Given instruction: Find how many lines of the listing below include the word "Rear", then report the number by itself.

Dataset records

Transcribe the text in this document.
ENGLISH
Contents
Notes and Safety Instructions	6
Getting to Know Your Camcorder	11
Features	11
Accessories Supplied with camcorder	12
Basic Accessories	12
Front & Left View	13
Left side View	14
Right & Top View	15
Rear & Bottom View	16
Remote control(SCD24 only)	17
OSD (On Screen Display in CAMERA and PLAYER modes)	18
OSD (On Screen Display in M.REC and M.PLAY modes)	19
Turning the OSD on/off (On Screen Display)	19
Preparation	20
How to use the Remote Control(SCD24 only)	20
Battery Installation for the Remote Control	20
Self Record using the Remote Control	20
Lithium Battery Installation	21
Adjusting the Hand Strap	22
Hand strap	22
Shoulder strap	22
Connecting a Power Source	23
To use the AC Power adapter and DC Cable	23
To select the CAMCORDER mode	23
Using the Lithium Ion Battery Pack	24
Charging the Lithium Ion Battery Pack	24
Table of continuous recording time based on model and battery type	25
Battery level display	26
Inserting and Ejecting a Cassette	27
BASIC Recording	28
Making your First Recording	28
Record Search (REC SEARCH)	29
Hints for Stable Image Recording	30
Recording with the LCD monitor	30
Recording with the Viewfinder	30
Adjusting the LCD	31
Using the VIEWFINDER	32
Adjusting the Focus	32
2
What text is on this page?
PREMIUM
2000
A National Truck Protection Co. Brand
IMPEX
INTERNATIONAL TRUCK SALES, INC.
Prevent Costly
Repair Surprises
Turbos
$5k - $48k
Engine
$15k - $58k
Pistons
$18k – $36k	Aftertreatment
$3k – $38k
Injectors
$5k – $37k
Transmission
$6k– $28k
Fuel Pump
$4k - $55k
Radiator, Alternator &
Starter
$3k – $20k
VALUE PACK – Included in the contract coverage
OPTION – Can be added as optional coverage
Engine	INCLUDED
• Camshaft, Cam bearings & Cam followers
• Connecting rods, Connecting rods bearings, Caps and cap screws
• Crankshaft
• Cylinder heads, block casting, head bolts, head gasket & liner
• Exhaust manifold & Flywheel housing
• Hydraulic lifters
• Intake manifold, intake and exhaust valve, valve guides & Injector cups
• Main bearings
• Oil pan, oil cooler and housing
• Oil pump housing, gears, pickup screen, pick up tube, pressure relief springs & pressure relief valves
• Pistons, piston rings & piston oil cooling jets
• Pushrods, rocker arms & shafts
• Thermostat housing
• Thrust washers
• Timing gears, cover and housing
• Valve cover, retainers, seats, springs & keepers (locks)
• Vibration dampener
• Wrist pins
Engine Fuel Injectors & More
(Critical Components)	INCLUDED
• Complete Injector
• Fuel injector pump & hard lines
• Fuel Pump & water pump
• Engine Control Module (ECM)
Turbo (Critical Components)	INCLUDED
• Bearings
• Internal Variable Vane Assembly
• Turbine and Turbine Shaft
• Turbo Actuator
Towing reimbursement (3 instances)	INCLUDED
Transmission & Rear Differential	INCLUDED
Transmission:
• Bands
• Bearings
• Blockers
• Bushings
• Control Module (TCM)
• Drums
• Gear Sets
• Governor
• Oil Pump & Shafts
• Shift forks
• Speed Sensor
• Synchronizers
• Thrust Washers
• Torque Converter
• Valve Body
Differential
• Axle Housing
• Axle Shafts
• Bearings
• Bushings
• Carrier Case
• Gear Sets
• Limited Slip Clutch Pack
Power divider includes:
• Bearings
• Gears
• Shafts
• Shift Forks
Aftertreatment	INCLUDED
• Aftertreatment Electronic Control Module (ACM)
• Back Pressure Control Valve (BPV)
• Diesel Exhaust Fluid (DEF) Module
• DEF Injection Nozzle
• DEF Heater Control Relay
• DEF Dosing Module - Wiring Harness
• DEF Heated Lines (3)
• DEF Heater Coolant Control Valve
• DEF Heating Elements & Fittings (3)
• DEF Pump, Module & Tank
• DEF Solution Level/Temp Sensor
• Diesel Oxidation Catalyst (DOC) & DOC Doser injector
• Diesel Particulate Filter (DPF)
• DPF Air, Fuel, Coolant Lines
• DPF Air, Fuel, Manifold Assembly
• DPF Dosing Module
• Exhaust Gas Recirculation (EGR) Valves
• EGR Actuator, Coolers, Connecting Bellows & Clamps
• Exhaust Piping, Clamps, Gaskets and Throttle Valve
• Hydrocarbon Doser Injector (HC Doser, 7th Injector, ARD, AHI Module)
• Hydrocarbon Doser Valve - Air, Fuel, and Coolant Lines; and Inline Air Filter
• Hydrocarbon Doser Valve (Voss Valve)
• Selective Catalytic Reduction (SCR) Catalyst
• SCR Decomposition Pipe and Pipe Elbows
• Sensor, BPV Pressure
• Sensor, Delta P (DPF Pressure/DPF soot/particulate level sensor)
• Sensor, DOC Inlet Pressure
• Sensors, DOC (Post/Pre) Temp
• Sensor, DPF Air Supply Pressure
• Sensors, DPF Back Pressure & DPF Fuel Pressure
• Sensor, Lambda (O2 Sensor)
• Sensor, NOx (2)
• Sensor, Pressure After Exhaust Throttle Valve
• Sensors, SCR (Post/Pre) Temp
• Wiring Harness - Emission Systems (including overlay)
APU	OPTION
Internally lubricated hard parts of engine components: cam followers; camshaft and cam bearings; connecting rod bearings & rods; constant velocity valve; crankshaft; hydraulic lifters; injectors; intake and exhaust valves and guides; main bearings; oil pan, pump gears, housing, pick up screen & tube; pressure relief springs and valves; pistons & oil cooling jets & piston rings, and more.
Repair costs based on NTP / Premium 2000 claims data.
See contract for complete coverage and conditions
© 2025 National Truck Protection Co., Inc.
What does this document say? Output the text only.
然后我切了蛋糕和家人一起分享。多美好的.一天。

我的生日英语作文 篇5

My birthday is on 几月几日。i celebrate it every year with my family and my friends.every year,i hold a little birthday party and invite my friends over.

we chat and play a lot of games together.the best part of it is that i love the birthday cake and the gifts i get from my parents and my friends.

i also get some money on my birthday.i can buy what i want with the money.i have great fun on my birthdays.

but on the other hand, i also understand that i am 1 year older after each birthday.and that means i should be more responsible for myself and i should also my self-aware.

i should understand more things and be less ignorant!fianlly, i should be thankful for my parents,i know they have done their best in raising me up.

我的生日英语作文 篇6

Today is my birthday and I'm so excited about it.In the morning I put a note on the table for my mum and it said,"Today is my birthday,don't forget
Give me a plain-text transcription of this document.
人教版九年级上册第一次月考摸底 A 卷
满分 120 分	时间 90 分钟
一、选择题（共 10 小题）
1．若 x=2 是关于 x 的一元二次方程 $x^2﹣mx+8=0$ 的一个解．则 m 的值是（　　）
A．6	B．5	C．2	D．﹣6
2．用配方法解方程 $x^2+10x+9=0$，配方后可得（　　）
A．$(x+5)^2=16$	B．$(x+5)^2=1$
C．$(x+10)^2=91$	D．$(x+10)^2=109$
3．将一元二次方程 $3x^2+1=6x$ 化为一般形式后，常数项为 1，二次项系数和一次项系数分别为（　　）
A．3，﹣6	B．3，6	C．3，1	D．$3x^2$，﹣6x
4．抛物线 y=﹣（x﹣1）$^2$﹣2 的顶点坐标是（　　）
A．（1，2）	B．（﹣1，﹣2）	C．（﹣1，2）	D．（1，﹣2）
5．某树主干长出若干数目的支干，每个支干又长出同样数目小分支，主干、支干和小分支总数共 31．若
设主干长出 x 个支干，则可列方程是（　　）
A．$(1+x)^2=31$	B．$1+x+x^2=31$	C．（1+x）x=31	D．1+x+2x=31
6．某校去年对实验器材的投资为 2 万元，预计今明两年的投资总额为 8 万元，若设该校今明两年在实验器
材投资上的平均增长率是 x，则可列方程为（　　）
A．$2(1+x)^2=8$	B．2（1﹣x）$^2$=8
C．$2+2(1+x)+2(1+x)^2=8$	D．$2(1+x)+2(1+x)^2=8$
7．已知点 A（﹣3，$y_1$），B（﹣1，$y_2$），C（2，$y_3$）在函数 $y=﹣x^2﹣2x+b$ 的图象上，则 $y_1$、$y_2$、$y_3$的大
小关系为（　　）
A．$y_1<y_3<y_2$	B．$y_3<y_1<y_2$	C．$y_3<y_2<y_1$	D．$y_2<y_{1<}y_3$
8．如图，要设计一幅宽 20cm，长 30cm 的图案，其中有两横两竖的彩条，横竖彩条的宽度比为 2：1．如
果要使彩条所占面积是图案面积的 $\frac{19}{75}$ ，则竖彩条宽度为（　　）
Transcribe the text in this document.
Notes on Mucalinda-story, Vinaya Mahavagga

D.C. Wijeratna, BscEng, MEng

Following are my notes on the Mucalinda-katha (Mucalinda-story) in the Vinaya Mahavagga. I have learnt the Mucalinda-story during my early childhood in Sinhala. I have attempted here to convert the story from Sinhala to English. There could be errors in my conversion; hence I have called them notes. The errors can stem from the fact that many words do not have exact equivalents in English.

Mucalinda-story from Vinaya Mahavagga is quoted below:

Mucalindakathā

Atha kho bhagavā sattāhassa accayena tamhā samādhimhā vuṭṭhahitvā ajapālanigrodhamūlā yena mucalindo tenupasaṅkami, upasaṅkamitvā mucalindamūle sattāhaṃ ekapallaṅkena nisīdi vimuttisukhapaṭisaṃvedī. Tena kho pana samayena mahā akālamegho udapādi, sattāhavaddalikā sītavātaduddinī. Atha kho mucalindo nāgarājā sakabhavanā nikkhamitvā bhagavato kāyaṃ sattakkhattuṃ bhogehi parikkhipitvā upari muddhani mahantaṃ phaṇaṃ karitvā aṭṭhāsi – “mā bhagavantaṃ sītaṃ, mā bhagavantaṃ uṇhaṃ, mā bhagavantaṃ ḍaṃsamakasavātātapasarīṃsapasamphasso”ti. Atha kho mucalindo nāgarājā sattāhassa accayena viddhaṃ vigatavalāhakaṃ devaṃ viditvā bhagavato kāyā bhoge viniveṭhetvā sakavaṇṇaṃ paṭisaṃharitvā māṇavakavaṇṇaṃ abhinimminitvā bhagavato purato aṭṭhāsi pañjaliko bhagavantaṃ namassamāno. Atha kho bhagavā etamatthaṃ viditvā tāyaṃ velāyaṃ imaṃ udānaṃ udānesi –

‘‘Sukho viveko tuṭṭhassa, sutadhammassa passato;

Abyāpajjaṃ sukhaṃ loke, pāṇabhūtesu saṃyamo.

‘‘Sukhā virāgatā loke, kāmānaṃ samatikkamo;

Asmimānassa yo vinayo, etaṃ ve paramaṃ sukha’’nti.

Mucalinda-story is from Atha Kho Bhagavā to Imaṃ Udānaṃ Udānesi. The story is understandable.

The reply: 2